(Data extracted from a collection)
"""

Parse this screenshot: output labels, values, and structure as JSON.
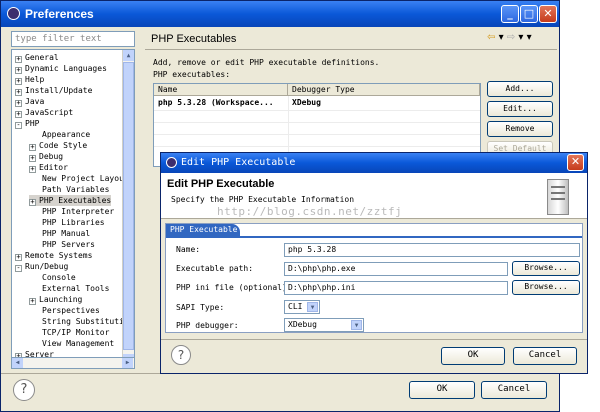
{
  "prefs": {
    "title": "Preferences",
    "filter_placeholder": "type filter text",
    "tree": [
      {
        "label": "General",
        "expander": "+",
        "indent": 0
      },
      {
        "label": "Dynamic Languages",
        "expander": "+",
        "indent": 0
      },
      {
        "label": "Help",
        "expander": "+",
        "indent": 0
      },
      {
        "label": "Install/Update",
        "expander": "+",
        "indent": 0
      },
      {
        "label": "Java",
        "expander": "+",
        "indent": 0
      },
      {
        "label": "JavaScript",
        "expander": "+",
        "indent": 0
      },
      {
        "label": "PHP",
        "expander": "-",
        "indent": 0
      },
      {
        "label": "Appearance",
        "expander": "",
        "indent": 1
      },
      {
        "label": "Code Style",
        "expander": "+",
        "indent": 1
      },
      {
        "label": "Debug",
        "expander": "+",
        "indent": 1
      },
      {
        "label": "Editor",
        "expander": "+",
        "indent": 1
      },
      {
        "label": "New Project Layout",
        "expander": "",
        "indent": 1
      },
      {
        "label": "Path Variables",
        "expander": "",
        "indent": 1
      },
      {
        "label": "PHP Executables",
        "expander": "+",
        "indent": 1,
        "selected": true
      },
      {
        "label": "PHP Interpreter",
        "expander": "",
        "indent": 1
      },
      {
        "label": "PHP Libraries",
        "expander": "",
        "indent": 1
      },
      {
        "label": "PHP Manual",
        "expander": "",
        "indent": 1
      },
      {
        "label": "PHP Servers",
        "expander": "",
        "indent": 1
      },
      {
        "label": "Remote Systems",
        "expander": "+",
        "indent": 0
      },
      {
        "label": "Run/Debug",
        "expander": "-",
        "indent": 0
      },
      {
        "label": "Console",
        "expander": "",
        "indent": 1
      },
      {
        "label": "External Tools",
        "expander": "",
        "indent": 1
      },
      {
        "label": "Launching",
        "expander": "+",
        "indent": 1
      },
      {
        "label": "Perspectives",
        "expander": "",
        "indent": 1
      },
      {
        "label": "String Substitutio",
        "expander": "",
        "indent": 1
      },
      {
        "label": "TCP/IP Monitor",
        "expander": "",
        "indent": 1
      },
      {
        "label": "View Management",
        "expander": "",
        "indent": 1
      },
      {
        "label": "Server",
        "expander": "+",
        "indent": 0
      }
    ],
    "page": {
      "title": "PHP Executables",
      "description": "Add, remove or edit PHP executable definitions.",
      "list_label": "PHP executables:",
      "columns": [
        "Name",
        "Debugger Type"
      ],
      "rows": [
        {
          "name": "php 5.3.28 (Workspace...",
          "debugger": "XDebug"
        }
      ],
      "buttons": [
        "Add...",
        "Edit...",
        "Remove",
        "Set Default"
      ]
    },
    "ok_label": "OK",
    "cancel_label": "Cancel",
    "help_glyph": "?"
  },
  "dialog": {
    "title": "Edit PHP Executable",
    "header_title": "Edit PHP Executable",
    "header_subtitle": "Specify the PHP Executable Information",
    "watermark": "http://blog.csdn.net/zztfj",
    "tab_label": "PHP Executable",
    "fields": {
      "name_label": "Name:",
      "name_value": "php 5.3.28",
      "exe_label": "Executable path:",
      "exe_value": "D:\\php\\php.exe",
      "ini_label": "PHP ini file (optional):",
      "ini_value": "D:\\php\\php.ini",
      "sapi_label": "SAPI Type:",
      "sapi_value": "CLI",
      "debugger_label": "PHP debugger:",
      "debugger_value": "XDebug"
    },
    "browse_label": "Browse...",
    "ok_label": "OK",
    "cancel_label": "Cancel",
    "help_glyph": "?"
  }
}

"""

• Goal of the exercise: Reproduce all of the data exactly; the pictures do not belong in the copy.

• Full answer:
Parse this screenshot: output labels, values, and structure as JSON.
{
  "prefs": {
    "title": "Preferences",
    "filter_placeholder": "type filter text",
    "tree": [
      {
        "label": "General",
        "expander": "+",
        "indent": 0
      },
      {
        "label": "Dynamic Languages",
        "expander": "+",
        "indent": 0
      },
      {
        "label": "Help",
        "expander": "+",
        "indent": 0
      },
      {
        "label": "Install/Update",
        "expander": "+",
        "indent": 0
      },
      {
        "label": "Java",
        "expander": "+",
        "indent": 0
      },
      {
        "label": "JavaScript",
        "expander": "+",
        "indent": 0
      },
      {
        "label": "PHP",
        "expander": "-",
        "indent": 0
      },
      {
        "label": "Appearance",
        "expander": "",
        "indent": 1
      },
      {
        "label": "Code Style",
        "expander": "+",
        "indent": 1
      },
      {
        "label": "Debug",
        "expander": "+",
        "indent": 1
      },
      {
        "label": "Editor",
        "expander": "+",
        "indent": 1
      },
      {
        "label": "New Project Layout",
        "expander": "",
        "indent": 1
      },
      {
        "label": "Path Variables",
        "expander": "",
        "indent": 1
      },
      {
        "label": "PHP Executables",
        "expander": "+",
        "indent": 1,
        "selected": true
      },
      {
        "label": "PHP Interpreter",
        "expander": "",
        "indent": 1
      },
      {
        "label": "PHP Libraries",
        "expander": "",
        "indent": 1
      },
      {
        "label": "PHP Manual",
        "expander": "",
        "indent": 1
      },
      {
        "label": "PHP Servers",
        "expander": "",
        "indent": 1
      },
      {
        "label": "Remote Systems",
        "expander": "+",
        "indent": 0
      },
      {
        "label": "Run/Debug",
        "expander": "-",
        "indent": 0
      },
      {
        "label": "Console",
        "expander": "",
        "indent": 1
      },
      {
        "label": "External Tools",
        "expander": "",
        "indent": 1
      },
      {
        "label": "Launching",
        "expander": "+",
        "indent": 1
      },
      {
        "label": "Perspectives",
        "expander": "",
        "indent": 1
      },
      {
        "label": "String Substitutio",
        "expander": "",
        "indent": 1
      },
      {
        "label": "TCP/IP Monitor",
        "expander": "",
        "indent": 1
      },
      {
        "label": "View Management",
        "expander": "",
        "indent": 1
      },
      {
        "label": "Server",
        "expander": "+",
        "indent": 0
      }
    ],
    "page": {
      "title": "PHP Executables",
      "description": "Add, remove or edit PHP executable definitions.",
      "list_label": "PHP executables:",
      "columns": [
        "Name",
        "Debugger Type"
      ],
      "rows": [
        {
          "name": "php 5.3.28 (Workspace...",
          "debugger": "XDebug"
        }
      ],
      "buttons": [
        "Add...",
        "Edit...",
        "Remove",
        "Set Default"
      ]
    },
    "ok_label": "OK",
    "cancel_label": "Cancel",
    "help_glyph": "?"
  },
  "dialog": {
    "title": "Edit PHP Executable",
    "header_title": "Edit PHP Executable",
    "header_subtitle": "Specify the PHP Executable Information",
    "watermark": "http://blog.csdn.net/zztfj",
    "tab_label": "PHP Executable",
    "fields": {
      "name_label": "Name:",
      "name_value": "php 5.3.28",
      "exe_label": "Executable path:",
      "exe_value": "D:\\php\\php.exe",
      "ini_label": "PHP ini file (optional):",
      "ini_value": "D:\\php\\php.ini",
      "sapi_label": "SAPI Type:",
      "sapi_value": "CLI",
      "debugger_label": "PHP debugger:",
      "debugger_value": "XDebug"
    },
    "browse_label": "Browse...",
    "ok_label": "OK",
    "cancel_label": "Cancel",
    "help_glyph": "?"
  }
}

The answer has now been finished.